◆ **REQUEST**: Check every line of the data below for the string "Review", and copy the ones that hold it.

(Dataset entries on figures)
^^^^^^^^^^^^^^^^

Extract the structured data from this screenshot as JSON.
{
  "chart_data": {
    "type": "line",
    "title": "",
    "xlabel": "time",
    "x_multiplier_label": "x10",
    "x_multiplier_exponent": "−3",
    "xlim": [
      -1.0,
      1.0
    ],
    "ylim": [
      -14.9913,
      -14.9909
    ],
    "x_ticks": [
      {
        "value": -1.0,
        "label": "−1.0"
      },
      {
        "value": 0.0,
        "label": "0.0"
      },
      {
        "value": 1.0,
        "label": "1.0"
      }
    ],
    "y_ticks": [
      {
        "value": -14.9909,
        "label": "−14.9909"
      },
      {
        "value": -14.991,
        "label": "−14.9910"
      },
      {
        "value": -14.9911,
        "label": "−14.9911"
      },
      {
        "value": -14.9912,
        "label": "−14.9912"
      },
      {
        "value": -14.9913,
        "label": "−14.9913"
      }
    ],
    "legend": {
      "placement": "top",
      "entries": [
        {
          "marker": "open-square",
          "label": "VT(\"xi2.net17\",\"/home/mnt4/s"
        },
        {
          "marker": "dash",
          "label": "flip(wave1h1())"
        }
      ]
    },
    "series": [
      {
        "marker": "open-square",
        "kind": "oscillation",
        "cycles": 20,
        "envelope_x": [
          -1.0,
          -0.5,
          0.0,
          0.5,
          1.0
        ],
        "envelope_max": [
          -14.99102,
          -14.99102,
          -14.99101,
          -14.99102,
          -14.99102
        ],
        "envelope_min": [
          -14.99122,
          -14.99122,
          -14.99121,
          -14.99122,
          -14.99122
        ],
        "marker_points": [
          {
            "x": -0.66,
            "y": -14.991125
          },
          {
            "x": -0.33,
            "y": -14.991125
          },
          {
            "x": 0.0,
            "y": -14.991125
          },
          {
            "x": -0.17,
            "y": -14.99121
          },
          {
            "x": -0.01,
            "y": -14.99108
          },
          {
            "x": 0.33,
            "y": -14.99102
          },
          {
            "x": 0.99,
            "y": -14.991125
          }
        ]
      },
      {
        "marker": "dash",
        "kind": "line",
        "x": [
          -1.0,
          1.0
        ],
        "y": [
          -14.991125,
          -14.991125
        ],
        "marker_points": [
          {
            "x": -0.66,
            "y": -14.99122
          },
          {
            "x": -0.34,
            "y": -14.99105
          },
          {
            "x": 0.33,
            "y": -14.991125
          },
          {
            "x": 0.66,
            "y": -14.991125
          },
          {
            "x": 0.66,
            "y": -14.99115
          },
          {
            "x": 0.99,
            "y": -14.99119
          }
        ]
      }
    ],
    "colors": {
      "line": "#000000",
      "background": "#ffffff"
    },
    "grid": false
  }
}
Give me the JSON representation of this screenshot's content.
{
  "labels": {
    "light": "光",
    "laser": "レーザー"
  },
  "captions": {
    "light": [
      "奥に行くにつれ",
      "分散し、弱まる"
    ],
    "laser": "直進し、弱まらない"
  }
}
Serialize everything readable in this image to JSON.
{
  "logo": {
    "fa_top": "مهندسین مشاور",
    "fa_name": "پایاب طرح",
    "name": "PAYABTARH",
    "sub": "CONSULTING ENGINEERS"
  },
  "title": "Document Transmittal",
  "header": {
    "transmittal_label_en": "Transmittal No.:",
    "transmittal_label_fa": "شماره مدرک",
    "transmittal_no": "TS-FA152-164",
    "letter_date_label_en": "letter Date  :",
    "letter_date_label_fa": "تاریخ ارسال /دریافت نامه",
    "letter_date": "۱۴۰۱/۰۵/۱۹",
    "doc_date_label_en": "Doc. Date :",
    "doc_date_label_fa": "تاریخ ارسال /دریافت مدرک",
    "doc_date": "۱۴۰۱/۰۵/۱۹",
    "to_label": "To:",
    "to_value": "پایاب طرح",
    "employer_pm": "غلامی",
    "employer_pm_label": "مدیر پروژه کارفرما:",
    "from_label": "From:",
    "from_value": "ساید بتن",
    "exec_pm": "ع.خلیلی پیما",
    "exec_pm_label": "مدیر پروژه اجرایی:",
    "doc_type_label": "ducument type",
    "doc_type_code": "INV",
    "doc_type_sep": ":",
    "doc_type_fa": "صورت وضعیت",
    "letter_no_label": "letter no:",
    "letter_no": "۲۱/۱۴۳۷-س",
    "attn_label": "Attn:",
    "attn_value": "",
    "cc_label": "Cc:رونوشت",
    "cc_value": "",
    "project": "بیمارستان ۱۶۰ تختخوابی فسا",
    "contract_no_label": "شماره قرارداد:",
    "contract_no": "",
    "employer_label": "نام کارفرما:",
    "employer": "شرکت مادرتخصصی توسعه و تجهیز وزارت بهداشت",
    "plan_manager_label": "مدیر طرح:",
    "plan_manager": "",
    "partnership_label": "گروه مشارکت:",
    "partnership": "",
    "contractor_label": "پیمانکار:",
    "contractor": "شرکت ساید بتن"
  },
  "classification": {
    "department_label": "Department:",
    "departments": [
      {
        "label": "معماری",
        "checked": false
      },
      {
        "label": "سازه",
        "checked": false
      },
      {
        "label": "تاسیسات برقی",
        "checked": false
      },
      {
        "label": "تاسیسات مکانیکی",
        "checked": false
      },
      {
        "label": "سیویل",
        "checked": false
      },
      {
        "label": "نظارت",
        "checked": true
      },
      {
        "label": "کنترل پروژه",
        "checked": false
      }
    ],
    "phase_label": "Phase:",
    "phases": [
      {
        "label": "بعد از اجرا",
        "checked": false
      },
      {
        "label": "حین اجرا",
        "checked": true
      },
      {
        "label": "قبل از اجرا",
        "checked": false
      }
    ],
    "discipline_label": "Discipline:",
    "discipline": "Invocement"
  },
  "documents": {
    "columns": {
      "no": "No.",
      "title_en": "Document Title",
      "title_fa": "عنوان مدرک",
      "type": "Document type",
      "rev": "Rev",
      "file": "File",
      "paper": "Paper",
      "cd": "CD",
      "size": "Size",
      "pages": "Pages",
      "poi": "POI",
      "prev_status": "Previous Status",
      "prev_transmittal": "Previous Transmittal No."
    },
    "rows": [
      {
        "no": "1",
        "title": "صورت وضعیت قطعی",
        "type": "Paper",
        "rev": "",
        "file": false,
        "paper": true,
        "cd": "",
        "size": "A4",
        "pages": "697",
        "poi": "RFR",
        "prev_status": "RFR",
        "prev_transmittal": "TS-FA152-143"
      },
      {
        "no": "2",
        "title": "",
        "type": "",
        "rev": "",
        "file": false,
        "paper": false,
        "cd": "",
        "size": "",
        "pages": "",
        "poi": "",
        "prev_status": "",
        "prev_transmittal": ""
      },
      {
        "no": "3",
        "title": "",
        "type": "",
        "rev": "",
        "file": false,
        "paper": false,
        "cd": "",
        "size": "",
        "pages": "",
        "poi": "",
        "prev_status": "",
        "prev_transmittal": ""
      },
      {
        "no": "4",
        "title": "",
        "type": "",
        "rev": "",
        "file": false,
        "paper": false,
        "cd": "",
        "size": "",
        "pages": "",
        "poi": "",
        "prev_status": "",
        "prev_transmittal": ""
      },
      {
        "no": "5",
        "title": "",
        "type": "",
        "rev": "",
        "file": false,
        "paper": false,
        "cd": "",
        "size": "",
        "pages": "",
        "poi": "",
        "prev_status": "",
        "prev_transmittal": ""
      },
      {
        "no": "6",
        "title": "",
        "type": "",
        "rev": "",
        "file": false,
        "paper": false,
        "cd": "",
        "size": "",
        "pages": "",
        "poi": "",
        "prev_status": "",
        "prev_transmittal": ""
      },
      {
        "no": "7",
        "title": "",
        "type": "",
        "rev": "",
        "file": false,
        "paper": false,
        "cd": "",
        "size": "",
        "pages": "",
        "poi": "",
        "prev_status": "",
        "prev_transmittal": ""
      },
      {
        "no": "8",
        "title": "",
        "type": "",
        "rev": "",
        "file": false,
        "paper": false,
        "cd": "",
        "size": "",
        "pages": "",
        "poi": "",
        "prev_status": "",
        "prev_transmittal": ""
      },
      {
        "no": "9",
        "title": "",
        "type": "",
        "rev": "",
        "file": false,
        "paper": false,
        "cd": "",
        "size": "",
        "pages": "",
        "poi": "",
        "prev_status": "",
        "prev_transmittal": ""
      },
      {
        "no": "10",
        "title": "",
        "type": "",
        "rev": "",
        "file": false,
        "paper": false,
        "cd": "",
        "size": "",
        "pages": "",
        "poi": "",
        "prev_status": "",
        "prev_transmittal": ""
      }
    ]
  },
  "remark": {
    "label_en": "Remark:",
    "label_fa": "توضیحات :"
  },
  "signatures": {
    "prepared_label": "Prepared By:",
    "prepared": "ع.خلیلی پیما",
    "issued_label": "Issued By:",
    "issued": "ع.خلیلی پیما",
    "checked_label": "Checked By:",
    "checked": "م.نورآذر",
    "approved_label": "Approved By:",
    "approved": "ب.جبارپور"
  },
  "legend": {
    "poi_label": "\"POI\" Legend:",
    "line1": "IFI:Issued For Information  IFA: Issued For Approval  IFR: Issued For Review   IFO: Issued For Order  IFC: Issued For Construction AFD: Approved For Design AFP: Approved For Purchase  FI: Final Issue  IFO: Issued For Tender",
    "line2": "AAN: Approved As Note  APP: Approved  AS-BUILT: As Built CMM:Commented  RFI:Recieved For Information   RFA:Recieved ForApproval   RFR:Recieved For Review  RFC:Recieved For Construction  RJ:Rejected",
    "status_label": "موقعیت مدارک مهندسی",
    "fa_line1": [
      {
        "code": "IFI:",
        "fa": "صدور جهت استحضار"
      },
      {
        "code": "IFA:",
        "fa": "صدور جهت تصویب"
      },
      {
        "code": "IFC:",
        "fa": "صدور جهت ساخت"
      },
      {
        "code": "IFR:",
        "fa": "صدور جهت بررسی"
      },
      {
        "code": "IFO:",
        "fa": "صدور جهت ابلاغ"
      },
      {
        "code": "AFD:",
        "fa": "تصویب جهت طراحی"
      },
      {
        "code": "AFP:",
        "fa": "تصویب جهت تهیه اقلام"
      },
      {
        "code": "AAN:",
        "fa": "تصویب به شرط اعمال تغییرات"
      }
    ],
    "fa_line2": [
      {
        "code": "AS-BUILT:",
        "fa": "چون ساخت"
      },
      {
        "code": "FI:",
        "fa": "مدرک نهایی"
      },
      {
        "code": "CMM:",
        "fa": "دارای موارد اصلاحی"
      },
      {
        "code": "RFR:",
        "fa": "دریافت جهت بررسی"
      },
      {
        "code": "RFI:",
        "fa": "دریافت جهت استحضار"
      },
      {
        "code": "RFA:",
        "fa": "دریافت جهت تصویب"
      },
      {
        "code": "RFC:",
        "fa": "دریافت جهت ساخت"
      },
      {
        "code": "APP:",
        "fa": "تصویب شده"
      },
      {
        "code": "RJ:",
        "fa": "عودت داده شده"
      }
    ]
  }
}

^^^^^^^^^^^^^^^^

◆ **OUTPUT FOR THIS EXERCISE**:
    "line1": "IFI:Issued For Information  IFA: Issued For Approval  IFR: Issued For Review   IFO: Issued For Order  IFC: Issued For Construction AFD: Approved For Design AFP: Approved For Purchase  FI: Final Issue  IFO: Issued For Tender",
    "line2": "AAN: Approved As Note  APP: Approved  AS-BUILT: As Built CMM:Commented  RFI:Recieved For Information   RFA:Recieved ForApproval   RFR:Recieved For Review  RFC:Recieved For Construction  RJ:Rejected",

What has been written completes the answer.